Extracted data entries
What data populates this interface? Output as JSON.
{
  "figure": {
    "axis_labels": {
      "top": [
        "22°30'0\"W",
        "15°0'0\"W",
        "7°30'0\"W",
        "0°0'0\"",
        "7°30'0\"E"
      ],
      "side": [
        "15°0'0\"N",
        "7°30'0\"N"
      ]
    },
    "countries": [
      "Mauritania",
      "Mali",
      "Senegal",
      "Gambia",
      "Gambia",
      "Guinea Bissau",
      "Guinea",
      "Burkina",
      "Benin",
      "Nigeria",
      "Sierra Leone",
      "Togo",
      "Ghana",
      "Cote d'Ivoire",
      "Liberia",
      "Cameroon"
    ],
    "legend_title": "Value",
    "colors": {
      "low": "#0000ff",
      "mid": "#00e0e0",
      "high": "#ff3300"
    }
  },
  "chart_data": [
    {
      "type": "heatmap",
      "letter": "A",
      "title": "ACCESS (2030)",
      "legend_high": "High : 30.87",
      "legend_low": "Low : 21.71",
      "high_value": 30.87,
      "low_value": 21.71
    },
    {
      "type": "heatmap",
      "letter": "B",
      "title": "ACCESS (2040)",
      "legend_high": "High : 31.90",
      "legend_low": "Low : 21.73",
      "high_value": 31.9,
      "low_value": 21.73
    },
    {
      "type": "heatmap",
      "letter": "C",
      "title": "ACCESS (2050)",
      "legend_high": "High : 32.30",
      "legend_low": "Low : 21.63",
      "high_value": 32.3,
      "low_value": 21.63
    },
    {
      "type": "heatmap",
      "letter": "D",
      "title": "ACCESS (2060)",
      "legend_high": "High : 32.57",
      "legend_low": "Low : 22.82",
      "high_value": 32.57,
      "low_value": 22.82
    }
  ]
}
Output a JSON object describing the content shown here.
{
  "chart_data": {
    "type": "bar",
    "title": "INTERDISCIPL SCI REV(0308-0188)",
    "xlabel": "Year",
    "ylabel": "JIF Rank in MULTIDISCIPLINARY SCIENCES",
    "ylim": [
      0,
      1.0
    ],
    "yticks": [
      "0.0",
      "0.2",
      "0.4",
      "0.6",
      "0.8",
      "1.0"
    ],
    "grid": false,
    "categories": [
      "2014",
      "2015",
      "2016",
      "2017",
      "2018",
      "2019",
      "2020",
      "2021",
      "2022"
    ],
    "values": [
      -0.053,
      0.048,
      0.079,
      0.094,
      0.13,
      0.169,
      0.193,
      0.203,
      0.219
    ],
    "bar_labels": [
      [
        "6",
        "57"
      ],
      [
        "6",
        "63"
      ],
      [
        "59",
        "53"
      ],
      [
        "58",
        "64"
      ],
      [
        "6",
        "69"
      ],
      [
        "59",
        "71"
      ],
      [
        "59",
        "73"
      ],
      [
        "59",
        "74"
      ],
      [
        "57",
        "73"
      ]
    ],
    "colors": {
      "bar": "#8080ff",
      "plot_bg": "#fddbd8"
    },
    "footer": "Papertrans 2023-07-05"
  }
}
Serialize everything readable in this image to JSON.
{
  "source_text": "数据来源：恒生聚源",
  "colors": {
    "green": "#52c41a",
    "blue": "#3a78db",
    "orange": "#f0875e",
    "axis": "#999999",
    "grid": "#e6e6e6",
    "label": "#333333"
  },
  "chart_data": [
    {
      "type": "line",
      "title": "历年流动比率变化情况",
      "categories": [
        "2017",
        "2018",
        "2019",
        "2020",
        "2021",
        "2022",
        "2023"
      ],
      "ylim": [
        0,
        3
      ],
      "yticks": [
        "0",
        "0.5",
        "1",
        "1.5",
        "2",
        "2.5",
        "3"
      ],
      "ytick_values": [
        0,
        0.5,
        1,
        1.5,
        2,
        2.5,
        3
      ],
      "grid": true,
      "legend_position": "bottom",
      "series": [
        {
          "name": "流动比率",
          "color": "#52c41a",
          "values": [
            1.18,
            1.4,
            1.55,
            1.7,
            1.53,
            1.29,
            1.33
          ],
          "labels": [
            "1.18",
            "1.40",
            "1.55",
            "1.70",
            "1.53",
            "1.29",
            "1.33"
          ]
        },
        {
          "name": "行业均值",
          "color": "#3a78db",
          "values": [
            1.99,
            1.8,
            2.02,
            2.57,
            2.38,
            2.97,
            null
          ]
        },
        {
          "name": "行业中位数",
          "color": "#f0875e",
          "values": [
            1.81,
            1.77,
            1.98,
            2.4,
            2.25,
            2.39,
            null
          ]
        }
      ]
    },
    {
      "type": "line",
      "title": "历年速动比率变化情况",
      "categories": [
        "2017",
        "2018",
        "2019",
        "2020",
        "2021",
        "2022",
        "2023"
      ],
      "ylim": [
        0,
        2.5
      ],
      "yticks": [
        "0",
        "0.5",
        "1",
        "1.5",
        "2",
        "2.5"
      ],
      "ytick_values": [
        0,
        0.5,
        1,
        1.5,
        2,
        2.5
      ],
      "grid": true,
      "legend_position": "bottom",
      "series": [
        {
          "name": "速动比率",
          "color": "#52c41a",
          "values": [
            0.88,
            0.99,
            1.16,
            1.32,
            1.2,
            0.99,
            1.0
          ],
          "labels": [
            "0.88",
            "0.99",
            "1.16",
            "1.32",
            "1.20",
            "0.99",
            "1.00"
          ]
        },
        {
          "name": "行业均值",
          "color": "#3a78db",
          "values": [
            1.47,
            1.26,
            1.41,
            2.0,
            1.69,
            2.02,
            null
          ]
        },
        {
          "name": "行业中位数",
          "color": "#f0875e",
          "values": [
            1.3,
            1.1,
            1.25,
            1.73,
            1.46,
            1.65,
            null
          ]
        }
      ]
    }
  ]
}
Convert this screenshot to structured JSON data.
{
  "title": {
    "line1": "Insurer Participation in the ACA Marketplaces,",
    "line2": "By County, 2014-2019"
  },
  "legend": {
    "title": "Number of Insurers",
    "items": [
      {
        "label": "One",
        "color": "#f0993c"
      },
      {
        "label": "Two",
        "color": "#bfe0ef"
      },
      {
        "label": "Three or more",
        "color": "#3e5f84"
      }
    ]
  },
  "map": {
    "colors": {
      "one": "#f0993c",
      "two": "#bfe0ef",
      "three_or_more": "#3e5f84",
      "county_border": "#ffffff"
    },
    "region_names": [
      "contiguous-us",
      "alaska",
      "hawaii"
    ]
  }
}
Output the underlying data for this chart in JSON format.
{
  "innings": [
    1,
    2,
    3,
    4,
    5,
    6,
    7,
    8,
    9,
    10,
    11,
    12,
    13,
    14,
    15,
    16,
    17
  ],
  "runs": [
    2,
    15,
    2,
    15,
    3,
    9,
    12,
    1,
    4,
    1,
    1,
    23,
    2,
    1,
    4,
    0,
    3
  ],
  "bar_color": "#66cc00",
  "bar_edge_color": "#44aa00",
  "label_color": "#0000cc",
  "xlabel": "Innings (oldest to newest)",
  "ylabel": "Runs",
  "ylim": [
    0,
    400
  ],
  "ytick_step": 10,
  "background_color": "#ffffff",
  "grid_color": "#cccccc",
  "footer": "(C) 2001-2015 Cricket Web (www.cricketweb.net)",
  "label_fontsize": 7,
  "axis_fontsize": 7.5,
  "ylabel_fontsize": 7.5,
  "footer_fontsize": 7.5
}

PROBLEM: Copy every line of the records word for word.

TASK RESPONSE:
What data populates this interface? Output as JSON.
{
  "figure": {
    "axis_labels": {
      "top": [
        "22°30'0\"W",
        "15°0'0\"W",
        "7°30'0\"W",
        "0°0'0\"",
        "7°30'0\"E"
      ],
      "side": [
        "15°0'0\"N",
        "7°30'0\"N"
      ]
    },
    "countries": [
      "Mauritania",
      "Mali",
      "Senegal",
      "Gambia",
      "Gambia",
      "Guinea Bissau",
      "Guinea",
      "Burkina",
      "Benin",
      "Nigeria",
      "Sierra Leone",
      "Togo",
      "Ghana",
      "Cote d'Ivoire",
      "Liberia",
      "Cameroon"
    ],
    "legend_title": "Value",
    "colors": {
      "low": "#0000ff",
      "mid": "#00e0e0",
      "high": "#ff3300"
    }
  },
  "chart_data": [
    {
      "type": "heatmap",
      "letter": "A",
      "title": "ACCESS (2030)",
      "legend_high": "High : 30.87",
      "legend_low": "Low : 21.71",
      "high_value": 30.87,
      "low_value": 21.71
    },
    {
      "type": "heatmap",
      "letter": "B",
      "title": "ACCESS (2040)",
      "legend_high": "High : 31.90",
      "legend_low": "Low : 21.73",
      "high_value": 31.9,
      "low_value": 21.73
    },
    {
      "type": "heatmap",
      "letter": "C",
      "title": "ACCESS (2050)",
      "legend_high": "High : 32.30",
      "legend_low": "Low : 21.63",
      "high_value": 32.3,
      "low_value": 21.63
    },
    {
      "type": "heatmap",
      "letter": "D",
      "title": "ACCESS (2060)",
      "legend_high": "High : 32.57",
      "legend_low": "Low : 22.82",
      "high_value": 32.57,
      "low_value": 22.82
    }
  ]
}
Output a JSON object describing the content shown here.
{
  "chart_data": {
    "type": "bar",
    "title": "INTERDISCIPL SCI REV(0308-0188)",
    "xlabel": "Year",
    "ylabel": "JIF Rank in MULTIDISCIPLINARY SCIENCES",
    "ylim": [
      0,
      1.0
    ],
    "yticks": [
      "0.0",
      "0.2",
      "0.4",
      "0.6",
      "0.8",
      "1.0"
    ],
    "grid": false,
    "categories": [
      "2014",
      "2015",
      "2016",
      "2017",
      "2018",
      "2019",
      "2020",
      "2021",
      "2022"
    ],
    "values": [
      -0.053,
      0.048,
      0.079,
      0.094,
      0.13,
      0.169,
      0.193,
      0.203,
      0.219
    ],
    "bar_labels": [
      [
        "6",
        "57"
      ],
      [
        "6",
        "63"
      ],
      [
        "59",
        "53"
      ],
      [
        "58",
        "64"
      ],
      [
        "6",
        "69"
      ],
      [
        "59",
        "71"
      ],
      [
        "59",
        "73"
      ],
      [
        "59",
        "74"
      ],
      [
        "57",
        "73"
      ]
    ],
    "colors": {
      "bar": "#8080ff",
      "plot_bg": "#fddbd8"
    },
    "footer": "Papertrans 2023-07-05"
  }
}
Serialize everything readable in this image to JSON.
{
  "source_text": "数据来源：恒生聚源",
  "colors": {
    "green": "#52c41a",
    "blue": "#3a78db",
    "orange": "#f0875e",
    "axis": "#999999",
    "grid": "#e6e6e6",
    "label": "#333333"
  },
  "chart_data": [
    {
      "type": "line",
      "title": "历年流动比率变化情况",
      "categories": [
        "2017",
        "2018",
        "2019",
        "2020",
        "2021",
        "2022",
        "2023"
      ],
      "ylim": [
        0,
        3
      ],
      "yticks": [
        "0",
        "0.5",
        "1",
        "1.5",
        "2",
        "2.5",
        "3"
      ],
      "ytick_values": [
        0,
        0.5,
        1,
        1.5,
        2,
        2.5,
        3
      ],
      "grid": true,
      "legend_position": "bottom",
      "series": [
        {
          "name": "流动比率",
          "color": "#52c41a",
          "values": [
            1.18,
            1.4,
            1.55,
            1.7,
            1.53,
            1.29,
            1.33
          ],
          "labels": [
            "1.18",
            "1.40",
            "1.55",
            "1.70",
            "1.53",
            "1.29",
            "1.33"
          ]
        },
        {
          "name": "行业均值",
          "color": "#3a78db",
          "values": [
            1.99,
            1.8,
            2.02,
            2.57,
            2.38,
            2.97,
            null
          ]
        },
        {
          "name": "行业中位数",
          "color": "#f0875e",
          "values": [
            1.81,
            1.77,
            1.98,
            2.4,
            2.25,
            2.39,
            null
          ]
        }
      ]
    },
    {
      "type": "line",
      "title": "历年速动比率变化情况",
      "categories": [
        "2017",
        "2018",
        "2019",
        "2020",
        "2021",
        "2022",
        "2023"
      ],
      "ylim": [
        0,
        2.5
      ],
      "yticks": [
        "0",
        "0.5",
        "1",
        "1.5",
        "2",
        "2.5"
      ],
      "ytick_values": [
        0,
        0.5,
        1,
        1.5,
        2,
        2.5
      ],
      "grid": true,
      "legend_position": "bottom",
      "series": [
        {
          "name": "速动比率",
          "color": "#52c41a",
          "values": [
            0.88,
            0.99,
            1.16,
            1.32,
            1.2,
            0.99,
            1.0
          ],
          "labels": [
            "0.88",
            "0.99",
            "1.16",
            "1.32",
            "1.20",
            "0.99",
            "1.00"
          ]
        },
        {
          "name": "行业均值",
          "color": "#3a78db",
          "values": [
            1.47,
            1.26,
            1.41,
            2.0,
            1.69,
            2.02,
            null
          ]
        },
        {
          "name": "行业中位数",
          "color": "#f0875e",
          "values": [
            1.3,
            1.1,
            1.25,
            1.73,
            1.46,
            1.65,
            null
          ]
        }
      ]
    }
  ]
}
Convert this screenshot to structured JSON data.
{
  "title": {
    "line1": "Insurer Participation in the ACA Marketplaces,",
    "line2": "By County, 2014-2019"
  },
  "legend": {
    "title": "Number of Insurers",
    "items": [
      {
        "label": "One",
        "color": "#f0993c"
      },
      {
        "label": "Two",
        "color": "#bfe0ef"
      },
      {
        "label": "Three or more",
        "color": "#3e5f84"
      }
    ]
  },
  "map": {
    "colors": {
      "one": "#f0993c",
      "two": "#bfe0ef",
      "three_or_more": "#3e5f84",
      "county_border": "#ffffff"
    },
    "region_names": [
      "contiguous-us",
      "alaska",
      "hawaii"
    ]
  }
}
Output the underlying data for this chart in JSON format.
{
  "innings": [
    1,
    2,
    3,
    4,
    5,
    6,
    7,
    8,
    9,
    10,
    11,
    12,
    13,
    14,
    15,
    16,
    17
  ],
  "runs": [
    2,
    15,
    2,
    15,
    3,
    9,
    12,
    1,
    4,
    1,
    1,
    23,
    2,
    1,
    4,
    0,
    3
  ],
  "bar_color": "#66cc00",
  "bar_edge_color": "#44aa00",
  "label_color": "#0000cc",
  "xlabel": "Innings (oldest to newest)",
  "ylabel": "Runs",
  "ylim": [
    0,
    400
  ],
  "ytick_step": 10,
  "background_color": "#ffffff",
  "grid_color": "#cccccc",
  "footer": "(C) 2001-2015 Cricket Web (www.cricketweb.net)",
  "label_fontsize": 7,
  "axis_fontsize": 7.5,
  "ylabel_fontsize": 7.5,
  "footer_fontsize": 7.5
}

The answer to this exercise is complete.